-- start of EXERCISE DATA --

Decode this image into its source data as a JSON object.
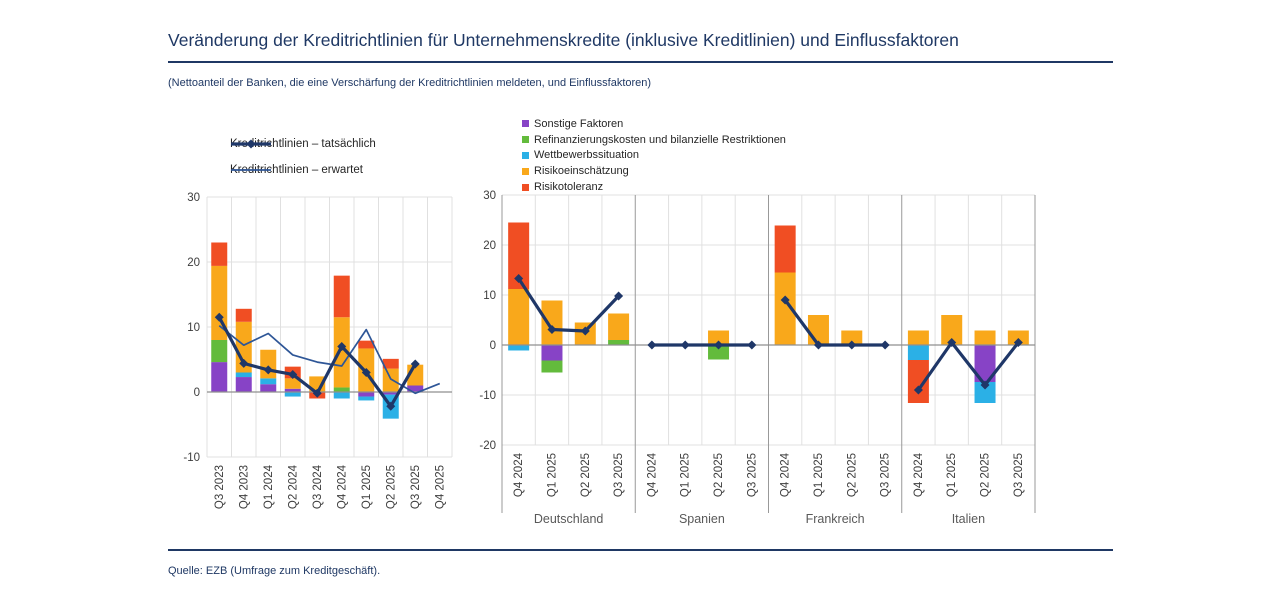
{
  "page": {
    "title": "Veränderung der Kreditrichtlinien für Unternehmenskredite (inklusive Kreditlinien) und Einflussfaktoren",
    "subtitle": "(Nettoanteil der Banken, die eine Verschärfung der Kreditrichtlinien meldeten, und Einflussfaktoren)",
    "source": "Quelle: EZB (Umfrage zum Kreditgeschäft)."
  },
  "colors": {
    "navy_text": "#1F3864",
    "line_actual": "#1F3768",
    "line_expected": "#2E5697",
    "grid": "#E0E0E0",
    "zero_axis": "#8F8F8F",
    "group_separator": "#999999"
  },
  "factors": [
    {
      "key": "sonstige",
      "label": "Sonstige Faktoren",
      "color": "#8743C6"
    },
    {
      "key": "refi",
      "label": "Refinanzierungskosten und bilanzielle Restriktionen",
      "color": "#63BB3C"
    },
    {
      "key": "wettbewerb",
      "label": "Wettbewerbssituation",
      "color": "#2BB0E6"
    },
    {
      "key": "risikoein",
      "label": "Risikoeinschätzung",
      "color": "#F9A81B"
    },
    {
      "key": "risikotol",
      "label": "Risikotoleranz",
      "color": "#F04E23"
    }
  ],
  "chart_data": [
    {
      "id": "euro-area-time-series",
      "type": "bar",
      "stacked": true,
      "ylim": [
        -10,
        30
      ],
      "yticks": [
        30,
        20,
        10,
        0,
        -10
      ],
      "grid": true,
      "categories": [
        "Q3 2023",
        "Q4 2023",
        "Q1 2024",
        "Q2 2024",
        "Q3 2024",
        "Q4 2024",
        "Q1 2025",
        "Q2 2025",
        "Q3 2025",
        "Q4 2025"
      ],
      "bars": [
        {
          "sonstige": 4.6,
          "refi": 3.4,
          "risikoein": 11.4,
          "risikotol": 3.6
        },
        {
          "sonstige": 2.3,
          "wettbewerb": 0.7,
          "risikoein": 7.8,
          "risikotol": 2.0
        },
        {
          "sonstige": 1.2,
          "wettbewerb": 0.9,
          "risikoein": 4.4
        },
        {
          "sonstige": 0.5,
          "risikoein": 1.6,
          "risikotol": 1.8,
          "wettbewerb": -0.7
        },
        {
          "risikoein": 2.4,
          "risikotol": -1.0
        },
        {
          "refi": 0.7,
          "risikoein": 10.8,
          "risikotol": 6.4,
          "wettbewerb": -1.0
        },
        {
          "risikoein": 6.7,
          "risikotol": 1.2,
          "sonstige": -0.7,
          "wettbewerb": -0.6
        },
        {
          "risikoein": 3.6,
          "risikotol": 1.5,
          "sonstige": -0.4,
          "wettbewerb": -3.7
        },
        {
          "sonstige": 1.0,
          "risikoein": 3.2
        },
        {}
      ],
      "line_series": [
        {
          "name": "Kreditrichtlinien – tatsächlich",
          "style": "thick",
          "color": "#1F3768",
          "values": [
            11.5,
            4.4,
            3.4,
            2.7,
            -0.2,
            7.0,
            3.0,
            -2.2,
            4.3,
            null
          ]
        },
        {
          "name": "Kreditrichtlinien – erwartet",
          "style": "thin",
          "color": "#2E5697",
          "values": [
            10.2,
            7.2,
            9.0,
            5.7,
            4.6,
            4.0,
            9.6,
            2.0,
            -0.2,
            1.3
          ]
        }
      ]
    },
    {
      "id": "countries",
      "type": "bar",
      "stacked": true,
      "ylim": [
        -20,
        30
      ],
      "yticks": [
        30,
        20,
        10,
        0,
        -10,
        -20
      ],
      "grid": true,
      "categories": [
        "Q4 2024",
        "Q1 2025",
        "Q2 2025",
        "Q3 2025"
      ],
      "line_name": "Kreditrichtlinien – tatsächlich",
      "groups": [
        {
          "label": "Deutschland",
          "bars": [
            {
              "risikoein": 11.2,
              "risikotol": 13.3,
              "wettbewerb": -1.1
            },
            {
              "risikoein": 8.9,
              "sonstige": -3.1,
              "refi": -2.4
            },
            {
              "risikoein": 4.5
            },
            {
              "refi": 1.0,
              "risikoein": 5.3
            }
          ],
          "line": [
            13.3,
            3.1,
            2.8,
            9.8
          ]
        },
        {
          "label": "Spanien",
          "bars": [
            {},
            {},
            {
              "risikoein": 2.9,
              "refi": -2.9
            },
            {}
          ],
          "line": [
            0,
            0,
            0,
            0
          ]
        },
        {
          "label": "Frankreich",
          "bars": [
            {
              "risikoein": 14.5,
              "risikotol": 9.4
            },
            {
              "risikoein": 6.0
            },
            {
              "risikoein": 2.9
            },
            {}
          ],
          "line": [
            9.0,
            0,
            0,
            0
          ]
        },
        {
          "label": "Italien",
          "bars": [
            {
              "risikoein": 2.9,
              "wettbewerb": -3.0,
              "risikotol": -8.6
            },
            {
              "risikoein": 6.0
            },
            {
              "risikoein": 2.9,
              "sonstige": -7.4,
              "wettbewerb": -4.2
            },
            {
              "risikoein": 2.9
            }
          ],
          "line": [
            -9.0,
            0.5,
            -8.0,
            0.5
          ]
        }
      ]
    }
  ]
}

-- end of EXERCISE DATA --

■ SET PROBLEM ■
Pictures in the records must not appear in the copy; transcribe everything else precisely.

■ FINAL RESULT ■
Decode this image into its source data as a JSON object.
{
  "page": {
    "title": "Veränderung der Kreditrichtlinien für Unternehmenskredite (inklusive Kreditlinien) und Einflussfaktoren",
    "subtitle": "(Nettoanteil der Banken, die eine Verschärfung der Kreditrichtlinien meldeten, und Einflussfaktoren)",
    "source": "Quelle: EZB (Umfrage zum Kreditgeschäft)."
  },
  "colors": {
    "navy_text": "#1F3864",
    "line_actual": "#1F3768",
    "line_expected": "#2E5697",
    "grid": "#E0E0E0",
    "zero_axis": "#8F8F8F",
    "group_separator": "#999999"
  },
  "factors": [
    {
      "key": "sonstige",
      "label": "Sonstige Faktoren",
      "color": "#8743C6"
    },
    {
      "key": "refi",
      "label": "Refinanzierungskosten und bilanzielle Restriktionen",
      "color": "#63BB3C"
    },
    {
      "key": "wettbewerb",
      "label": "Wettbewerbssituation",
      "color": "#2BB0E6"
    },
    {
      "key": "risikoein",
      "label": "Risikoeinschätzung",
      "color": "#F9A81B"
    },
    {
      "key": "risikotol",
      "label": "Risikotoleranz",
      "color": "#F04E23"
    }
  ],
  "chart_data": [
    {
      "id": "euro-area-time-series",
      "type": "bar",
      "stacked": true,
      "ylim": [
        -10,
        30
      ],
      "yticks": [
        30,
        20,
        10,
        0,
        -10
      ],
      "grid": true,
      "categories": [
        "Q3 2023",
        "Q4 2023",
        "Q1 2024",
        "Q2 2024",
        "Q3 2024",
        "Q4 2024",
        "Q1 2025",
        "Q2 2025",
        "Q3 2025",
        "Q4 2025"
      ],
      "bars": [
        {
          "sonstige": 4.6,
          "refi": 3.4,
          "risikoein": 11.4,
          "risikotol": 3.6
        },
        {
          "sonstige": 2.3,
          "wettbewerb": 0.7,
          "risikoein": 7.8,
          "risikotol": 2.0
        },
        {
          "sonstige": 1.2,
          "wettbewerb": 0.9,
          "risikoein": 4.4
        },
        {
          "sonstige": 0.5,
          "risikoein": 1.6,
          "risikotol": 1.8,
          "wettbewerb": -0.7
        },
        {
          "risikoein": 2.4,
          "risikotol": -1.0
        },
        {
          "refi": 0.7,
          "risikoein": 10.8,
          "risikotol": 6.4,
          "wettbewerb": -1.0
        },
        {
          "risikoein": 6.7,
          "risikotol": 1.2,
          "sonstige": -0.7,
          "wettbewerb": -0.6
        },
        {
          "risikoein": 3.6,
          "risikotol": 1.5,
          "sonstige": -0.4,
          "wettbewerb": -3.7
        },
        {
          "sonstige": 1.0,
          "risikoein": 3.2
        },
        {}
      ],
      "line_series": [
        {
          "name": "Kreditrichtlinien – tatsächlich",
          "style": "thick",
          "color": "#1F3768",
          "values": [
            11.5,
            4.4,
            3.4,
            2.7,
            -0.2,
            7.0,
            3.0,
            -2.2,
            4.3,
            null
          ]
        },
        {
          "name": "Kreditrichtlinien – erwartet",
          "style": "thin",
          "color": "#2E5697",
          "values": [
            10.2,
            7.2,
            9.0,
            5.7,
            4.6,
            4.0,
            9.6,
            2.0,
            -0.2,
            1.3
          ]
        }
      ]
    },
    {
      "id": "countries",
      "type": "bar",
      "stacked": true,
      "ylim": [
        -20,
        30
      ],
      "yticks": [
        30,
        20,
        10,
        0,
        -10,
        -20
      ],
      "grid": true,
      "categories": [
        "Q4 2024",
        "Q1 2025",
        "Q2 2025",
        "Q3 2025"
      ],
      "line_name": "Kreditrichtlinien – tatsächlich",
      "groups": [
        {
          "label": "Deutschland",
          "bars": [
            {
              "risikoein": 11.2,
              "risikotol": 13.3,
              "wettbewerb": -1.1
            },
            {
              "risikoein": 8.9,
              "sonstige": -3.1,
              "refi": -2.4
            },
            {
              "risikoein": 4.5
            },
            {
              "refi": 1.0,
              "risikoein": 5.3
            }
          ],
          "line": [
            13.3,
            3.1,
            2.8,
            9.8
          ]
        },
        {
          "label": "Spanien",
          "bars": [
            {},
            {},
            {
              "risikoein": 2.9,
              "refi": -2.9
            },
            {}
          ],
          "line": [
            0,
            0,
            0,
            0
          ]
        },
        {
          "label": "Frankreich",
          "bars": [
            {
              "risikoein": 14.5,
              "risikotol": 9.4
            },
            {
              "risikoein": 6.0
            },
            {
              "risikoein": 2.9
            },
            {}
          ],
          "line": [
            9.0,
            0,
            0,
            0
          ]
        },
        {
          "label": "Italien",
          "bars": [
            {
              "risikoein": 2.9,
              "wettbewerb": -3.0,
              "risikotol": -8.6
            },
            {
              "risikoein": 6.0
            },
            {
              "risikoein": 2.9,
              "sonstige": -7.4,
              "wettbewerb": -4.2
            },
            {
              "risikoein": 2.9
            }
          ],
          "line": [
            -9.0,
            0.5,
            -8.0,
            0.5
          ]
        }
      ]
    }
  ]
}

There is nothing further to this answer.